To be done: Take the data below and repeat it exactly.

-- Records supplied start --

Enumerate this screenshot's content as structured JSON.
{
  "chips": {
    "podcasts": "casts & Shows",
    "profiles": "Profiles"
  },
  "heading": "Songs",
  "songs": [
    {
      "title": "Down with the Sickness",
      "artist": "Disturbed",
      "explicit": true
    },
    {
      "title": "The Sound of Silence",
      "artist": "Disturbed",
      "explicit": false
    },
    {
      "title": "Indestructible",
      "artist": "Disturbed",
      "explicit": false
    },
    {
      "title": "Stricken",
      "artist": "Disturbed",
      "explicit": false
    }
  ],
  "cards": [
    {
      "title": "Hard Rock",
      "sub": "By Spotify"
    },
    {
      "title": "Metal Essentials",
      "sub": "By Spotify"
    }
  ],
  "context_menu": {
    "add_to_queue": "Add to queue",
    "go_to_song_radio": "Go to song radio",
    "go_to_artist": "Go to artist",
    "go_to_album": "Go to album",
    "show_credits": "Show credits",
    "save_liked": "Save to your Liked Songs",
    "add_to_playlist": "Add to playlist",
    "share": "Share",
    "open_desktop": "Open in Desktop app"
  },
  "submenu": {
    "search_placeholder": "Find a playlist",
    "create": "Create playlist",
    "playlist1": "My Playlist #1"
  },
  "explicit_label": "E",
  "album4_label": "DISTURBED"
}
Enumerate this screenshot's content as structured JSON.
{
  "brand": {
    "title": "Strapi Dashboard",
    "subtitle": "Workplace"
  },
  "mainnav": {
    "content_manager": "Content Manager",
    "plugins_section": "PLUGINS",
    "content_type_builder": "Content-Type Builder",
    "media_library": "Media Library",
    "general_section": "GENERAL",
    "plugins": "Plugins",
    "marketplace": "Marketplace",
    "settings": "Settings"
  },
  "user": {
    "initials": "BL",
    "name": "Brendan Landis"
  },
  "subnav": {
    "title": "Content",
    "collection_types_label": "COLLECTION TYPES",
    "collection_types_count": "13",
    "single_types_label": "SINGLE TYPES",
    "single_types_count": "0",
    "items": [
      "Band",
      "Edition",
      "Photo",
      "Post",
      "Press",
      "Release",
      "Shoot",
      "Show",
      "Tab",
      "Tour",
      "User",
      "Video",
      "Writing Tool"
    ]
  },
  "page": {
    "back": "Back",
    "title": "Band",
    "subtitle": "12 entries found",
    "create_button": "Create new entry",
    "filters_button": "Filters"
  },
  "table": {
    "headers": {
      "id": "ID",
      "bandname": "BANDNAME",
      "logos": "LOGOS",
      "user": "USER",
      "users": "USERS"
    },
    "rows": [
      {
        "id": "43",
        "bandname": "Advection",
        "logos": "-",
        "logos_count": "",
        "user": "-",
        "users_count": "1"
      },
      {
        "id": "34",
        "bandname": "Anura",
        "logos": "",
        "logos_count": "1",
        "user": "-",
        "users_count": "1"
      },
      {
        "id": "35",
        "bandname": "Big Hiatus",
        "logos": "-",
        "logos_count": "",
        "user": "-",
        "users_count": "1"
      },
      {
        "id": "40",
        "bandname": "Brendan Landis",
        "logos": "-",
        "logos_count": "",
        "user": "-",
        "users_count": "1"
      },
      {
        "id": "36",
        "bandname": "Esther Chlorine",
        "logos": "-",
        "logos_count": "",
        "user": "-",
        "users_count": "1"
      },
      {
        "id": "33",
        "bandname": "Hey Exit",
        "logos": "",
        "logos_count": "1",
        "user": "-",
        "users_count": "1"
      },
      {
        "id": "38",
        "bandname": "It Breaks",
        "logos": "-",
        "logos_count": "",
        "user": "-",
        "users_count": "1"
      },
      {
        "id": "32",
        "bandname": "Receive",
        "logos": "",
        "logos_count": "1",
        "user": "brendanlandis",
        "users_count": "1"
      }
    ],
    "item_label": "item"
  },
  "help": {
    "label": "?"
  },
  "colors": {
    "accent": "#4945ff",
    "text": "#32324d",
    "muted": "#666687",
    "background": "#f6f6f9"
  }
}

-- Records supplied end --

Written solution:
Enumerate this screenshot's content as structured JSON.
{
  "chips": {
    "podcasts": "casts & Shows",
    "profiles": "Profiles"
  },
  "heading": "Songs",
  "songs": [
    {
      "title": "Down with the Sickness",
      "artist": "Disturbed",
      "explicit": true
    },
    {
      "title": "The Sound of Silence",
      "artist": "Disturbed",
      "explicit": false
    },
    {
      "title": "Indestructible",
      "artist": "Disturbed",
      "explicit": false
    },
    {
      "title": "Stricken",
      "artist": "Disturbed",
      "explicit": false
    }
  ],
  "cards": [
    {
      "title": "Hard Rock",
      "sub": "By Spotify"
    },
    {
      "title": "Metal Essentials",
      "sub": "By Spotify"
    }
  ],
  "context_menu": {
    "add_to_queue": "Add to queue",
    "go_to_song_radio": "Go to song radio",
    "go_to_artist": "Go to artist",
    "go_to_album": "Go to album",
    "show_credits": "Show credits",
    "save_liked": "Save to your Liked Songs",
    "add_to_playlist": "Add to playlist",
    "share": "Share",
    "open_desktop": "Open in Desktop app"
  },
  "submenu": {
    "search_placeholder": "Find a playlist",
    "create": "Create playlist",
    "playlist1": "My Playlist #1"
  },
  "explicit_label": "E",
  "album4_label": "DISTURBED"
}
Enumerate this screenshot's content as structured JSON.
{
  "brand": {
    "title": "Strapi Dashboard",
    "subtitle": "Workplace"
  },
  "mainnav": {
    "content_manager": "Content Manager",
    "plugins_section": "PLUGINS",
    "content_type_builder": "Content-Type Builder",
    "media_library": "Media Library",
    "general_section": "GENERAL",
    "plugins": "Plugins",
    "marketplace": "Marketplace",
    "settings": "Settings"
  },
  "user": {
    "initials": "BL",
    "name": "Brendan Landis"
  },
  "subnav": {
    "title": "Content",
    "collection_types_label": "COLLECTION TYPES",
    "collection_types_count": "13",
    "single_types_label": "SINGLE TYPES",
    "single_types_count": "0",
    "items": [
      "Band",
      "Edition",
      "Photo",
      "Post",
      "Press",
      "Release",
      "Shoot",
      "Show",
      "Tab",
      "Tour",
      "User",
      "Video",
      "Writing Tool"
    ]
  },
  "page": {
    "back": "Back",
    "title": "Band",
    "subtitle": "12 entries found",
    "create_button": "Create new entry",
    "filters_button": "Filters"
  },
  "table": {
    "headers": {
      "id": "ID",
      "bandname": "BANDNAME",
      "logos": "LOGOS",
      "user": "USER",
      "users": "USERS"
    },
    "rows": [
      {
        "id": "43",
        "bandname": "Advection",
        "logos": "-",
        "logos_count": "",
        "user": "-",
        "users_count": "1"
      },
      {
        "id": "34",
        "bandname": "Anura",
        "logos": "",
        "logos_count": "1",
        "user": "-",
        "users_count": "1"
      },
      {
        "id": "35",
        "bandname": "Big Hiatus",
        "logos": "-",
        "logos_count": "",
        "user": "-",
        "users_count": "1"
      },
      {
        "id": "40",
        "bandname": "Brendan Landis",
        "logos": "-",
        "logos_count": "",
        "user": "-",
        "users_count": "1"
      },
      {
        "id": "36",
        "bandname": "Esther Chlorine",
        "logos": "-",
        "logos_count": "",
        "user": "-",
        "users_count": "1"
      },
      {
        "id": "33",
        "bandname": "Hey Exit",
        "logos": "",
        "logos_count": "1",
        "user": "-",
        "users_count": "1"
      },
      {
        "id": "38",
        "bandname": "It Breaks",
        "logos": "-",
        "logos_count": "",
        "user": "-",
        "users_count": "1"
      },
      {
        "id": "32",
        "bandname": "Receive",
        "logos": "",
        "logos_count": "1",
        "user": "brendanlandis",
        "users_count": "1"
      }
    ],
    "item_label": "item"
  },
  "help": {
    "label": "?"
  },
  "colors": {
    "accent": "#4945ff",
    "text": "#32324d",
    "muted": "#666687",
    "background": "#f6f6f9"
  }
}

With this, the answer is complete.